Repeat every line of the listing below without changing anything, and leave the picture out of your answer.
▬▬▬▬▬▬
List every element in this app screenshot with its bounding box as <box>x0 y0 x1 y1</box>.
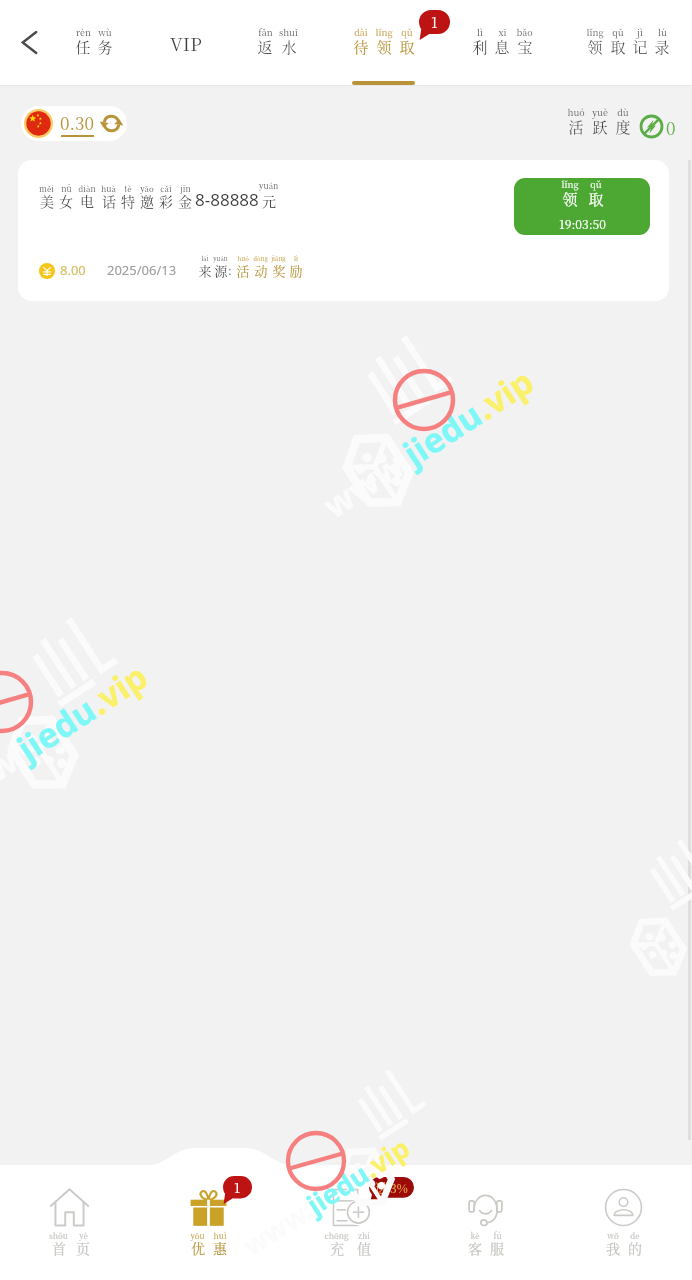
staticText: zhí <box>358 1230 370 1241</box>
staticText: www. <box>314 437 420 528</box>
staticText: lì <box>294 254 298 263</box>
staticText: www. <box>0 732 34 823</box>
staticText: kè <box>470 1230 480 1241</box>
button[interactable]: měi <box>18 160 669 301</box>
staticText: 服 <box>490 1238 504 1258</box>
staticText: 1 <box>234 1178 241 1197</box>
staticText: 的 <box>628 1238 642 1258</box>
staticText: 水 <box>281 36 297 58</box>
staticText: jì <box>637 26 643 39</box>
staticText: 返 <box>257 36 273 58</box>
staticText: tè <box>124 183 132 194</box>
staticText: 利 <box>472 36 488 58</box>
staticText: huó <box>237 254 249 263</box>
staticText: yuán <box>259 180 279 191</box>
staticText: 领 <box>587 36 603 58</box>
staticText: 取 <box>588 188 604 210</box>
staticText: wù <box>98 26 112 39</box>
staticText: měi <box>39 183 54 194</box>
button[interactable]: 送 3% <box>278 1165 416 1280</box>
button[interactable]: lì <box>440 29 564 91</box>
staticText: 页 <box>76 1238 90 1258</box>
staticText: lì <box>477 26 483 39</box>
staticText: 奖 <box>272 261 286 280</box>
staticText: 息 <box>494 36 510 58</box>
staticText: shuǐ <box>279 26 298 39</box>
staticText: xī <box>498 26 507 39</box>
button[interactable]: lǐng <box>566 29 690 91</box>
staticText: 送 3% <box>375 1179 408 1196</box>
staticText: 金 <box>178 191 192 211</box>
button[interactable]: Refresh balance <box>100 112 123 135</box>
staticText: 活 <box>236 261 250 280</box>
staticText: lǐng <box>561 178 579 191</box>
staticText: 来 <box>198 261 212 280</box>
button[interactable]: rèn <box>32 29 156 91</box>
staticText: 值 <box>357 1238 371 1258</box>
staticText: lǐng <box>586 26 604 39</box>
staticText: nǚ <box>61 183 72 194</box>
staticText: shǒu <box>49 1230 68 1241</box>
staticText: 取 <box>399 36 415 58</box>
staticText: 动 <box>254 261 268 280</box>
button[interactable]: lǐng <box>514 178 650 235</box>
staticText: 录 <box>654 36 670 58</box>
staticText: fú <box>493 1230 502 1241</box>
staticText: 活 <box>568 116 584 138</box>
staticText: dù <box>617 106 629 119</box>
staticText: dòng <box>253 254 268 263</box>
staticText: 务 <box>97 36 113 58</box>
staticText: jiedu <box>8 686 105 771</box>
staticText: lǐng <box>375 26 393 39</box>
staticText: jiedu <box>394 391 491 476</box>
button[interactable]: shǒu <box>0 1165 139 1280</box>
staticText: 0 <box>666 115 676 139</box>
staticText: VIP <box>170 30 202 56</box>
staticText: www. <box>236 1192 320 1264</box>
staticText: qǔ <box>612 26 624 39</box>
staticText: wǒ <box>607 1230 619 1241</box>
staticText: .vip <box>80 653 156 725</box>
staticText: 优 <box>191 1238 205 1258</box>
staticText: huì <box>213 1230 227 1241</box>
button[interactable]: wǒ <box>554 1165 692 1280</box>
staticText: lù <box>658 26 667 39</box>
staticText: yuè <box>592 106 608 119</box>
staticText: jiǎng <box>271 254 286 263</box>
staticText: 彩 <box>159 191 173 211</box>
button[interactable]: 1 <box>139 1165 278 1280</box>
staticText: cǎi <box>160 183 172 194</box>
staticText: 宝 <box>517 36 533 58</box>
staticText: 领 <box>562 188 578 210</box>
staticText: chōng <box>324 1230 349 1241</box>
staticText: 2025/06/13 <box>107 261 177 279</box>
button[interactable]: fǎn <box>215 29 339 91</box>
staticText: 特 <box>121 191 135 211</box>
staticText: 度 <box>615 116 631 138</box>
staticText: 8-88888 <box>195 188 259 211</box>
staticText: 美 <box>40 191 54 211</box>
button[interactable]: huó <box>567 109 676 138</box>
staticText: 跃 <box>592 116 608 138</box>
staticText: 励 <box>289 261 303 280</box>
staticText: 任 <box>75 36 91 58</box>
staticText: : <box>228 261 232 278</box>
staticText: 0.30 <box>60 110 94 134</box>
staticText: 惠 <box>213 1238 227 1258</box>
staticText: huà <box>101 183 116 194</box>
staticText: huó <box>567 106 585 119</box>
staticText: 19:03:50 <box>559 215 606 232</box>
button[interactable]: Back <box>7 20 51 64</box>
staticText: 取 <box>610 36 626 58</box>
staticText: diàn <box>78 183 96 194</box>
button[interactable]: kè <box>416 1165 554 1280</box>
staticText: 客 <box>468 1238 482 1258</box>
button[interactable]: 0.30 <box>21 106 127 141</box>
staticText: jiedu <box>299 1155 376 1222</box>
staticText: qǔ <box>590 178 602 191</box>
button[interactable]: VIP <box>146 12 226 74</box>
staticText: yuán <box>213 254 228 263</box>
staticText: 女 <box>59 191 73 211</box>
button[interactable]: dài <box>321 29 445 91</box>
staticText: 8.00 <box>60 261 86 279</box>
▬▬▬▬▬▬
* [Solution to this task]:
List every element in this app screenshot with its bounding box as <box>x0 y0 x1 y1</box>.
staticText: zhí <box>358 1230 370 1241</box>
staticText: www. <box>314 437 420 528</box>
staticText: lì <box>294 254 298 263</box>
staticText: www. <box>0 732 34 823</box>
staticText: kè <box>470 1230 480 1241</box>
button[interactable]: měi <box>18 160 669 301</box>
staticText: 服 <box>490 1238 504 1258</box>
staticText: 1 <box>234 1178 241 1197</box>
staticText: 的 <box>628 1238 642 1258</box>
staticText: 水 <box>281 36 297 58</box>
staticText: jì <box>637 26 643 39</box>
staticText: 返 <box>257 36 273 58</box>
staticText: tè <box>124 183 132 194</box>
staticText: 利 <box>472 36 488 58</box>
staticText: huó <box>237 254 249 263</box>
staticText: yuán <box>259 180 279 191</box>
staticText: 领 <box>587 36 603 58</box>
staticText: 取 <box>588 188 604 210</box>
staticText: wù <box>98 26 112 39</box>
staticText: měi <box>39 183 54 194</box>
button[interactable]: 送 3% <box>278 1165 416 1280</box>
button[interactable]: lì <box>440 29 564 91</box>
staticText: 页 <box>76 1238 90 1258</box>
staticText: lì <box>477 26 483 39</box>
staticText: 奖 <box>272 261 286 280</box>
staticText: 息 <box>494 36 510 58</box>
staticText: shuǐ <box>279 26 298 39</box>
staticText: xī <box>498 26 507 39</box>
button[interactable]: lǐng <box>566 29 690 91</box>
staticText: 送 3% <box>375 1179 408 1196</box>
staticText: 金 <box>178 191 192 211</box>
button[interactable]: Refresh balance <box>100 112 123 135</box>
staticText: 活 <box>236 261 250 280</box>
staticText: lǐng <box>561 178 579 191</box>
staticText: 来 <box>198 261 212 280</box>
button[interactable]: rèn <box>32 29 156 91</box>
staticText: 值 <box>357 1238 371 1258</box>
staticText: lǐng <box>586 26 604 39</box>
staticText: nǚ <box>61 183 72 194</box>
staticText: shǒu <box>49 1230 68 1241</box>
staticText: 取 <box>399 36 415 58</box>
staticText: 动 <box>254 261 268 280</box>
button[interactable]: lǐng <box>514 178 650 235</box>
staticText: 录 <box>654 36 670 58</box>
staticText: fú <box>493 1230 502 1241</box>
staticText: 活 <box>568 116 584 138</box>
staticText: dù <box>617 106 629 119</box>
staticText: dòng <box>253 254 268 263</box>
staticText: 务 <box>97 36 113 58</box>
staticText: jiedu <box>8 686 105 771</box>
staticText: lǐng <box>375 26 393 39</box>
staticText: jiedu <box>394 391 491 476</box>
button[interactable]: shǒu <box>0 1165 139 1280</box>
staticText: 0 <box>666 115 676 139</box>
staticText: VIP <box>170 30 202 56</box>
staticText: www. <box>236 1192 320 1264</box>
staticText: qǔ <box>612 26 624 39</box>
staticText: wǒ <box>607 1230 619 1241</box>
staticText: .vip <box>80 653 156 725</box>
staticText: 优 <box>191 1238 205 1258</box>
staticText: huì <box>213 1230 227 1241</box>
button[interactable]: wǒ <box>554 1165 692 1280</box>
staticText: lù <box>658 26 667 39</box>
staticText: yuè <box>592 106 608 119</box>
staticText: jiǎng <box>271 254 286 263</box>
staticText: 彩 <box>159 191 173 211</box>
button[interactable]: 1 <box>139 1165 278 1280</box>
staticText: cǎi <box>160 183 172 194</box>
staticText: 宝 <box>517 36 533 58</box>
staticText: 领 <box>562 188 578 210</box>
staticText: chōng <box>324 1230 349 1241</box>
staticText: 2025/06/13 <box>107 261 177 279</box>
button[interactable]: fǎn <box>215 29 339 91</box>
staticText: 特 <box>121 191 135 211</box>
staticText: 度 <box>615 116 631 138</box>
staticText: 8-88888 <box>195 188 259 211</box>
staticText: 美 <box>40 191 54 211</box>
button[interactable]: huó <box>567 109 676 138</box>
staticText: 跃 <box>592 116 608 138</box>
staticText: 励 <box>289 261 303 280</box>
staticText: 任 <box>75 36 91 58</box>
staticText: : <box>228 261 232 278</box>
staticText: 0.30 <box>60 110 94 134</box>
staticText: 惠 <box>213 1238 227 1258</box>
staticText: huà <box>101 183 116 194</box>
staticText: huó <box>567 106 585 119</box>
staticText: 19:03:50 <box>559 215 606 232</box>
button[interactable]: Back <box>7 20 51 64</box>
staticText: 取 <box>610 36 626 58</box>
staticText: diàn <box>78 183 96 194</box>
button[interactable]: kè <box>416 1165 554 1280</box>
staticText: 客 <box>468 1238 482 1258</box>
button[interactable]: 0.30 <box>21 106 127 141</box>
staticText: jiedu <box>299 1155 376 1222</box>
staticText: qǔ <box>590 178 602 191</box>
button[interactable]: VIP <box>146 12 226 74</box>
staticText: yuán <box>213 254 228 263</box>
staticText: 女 <box>59 191 73 211</box>
button[interactable]: dài <box>321 29 445 91</box>
staticText: 8.00 <box>60 261 86 279</box>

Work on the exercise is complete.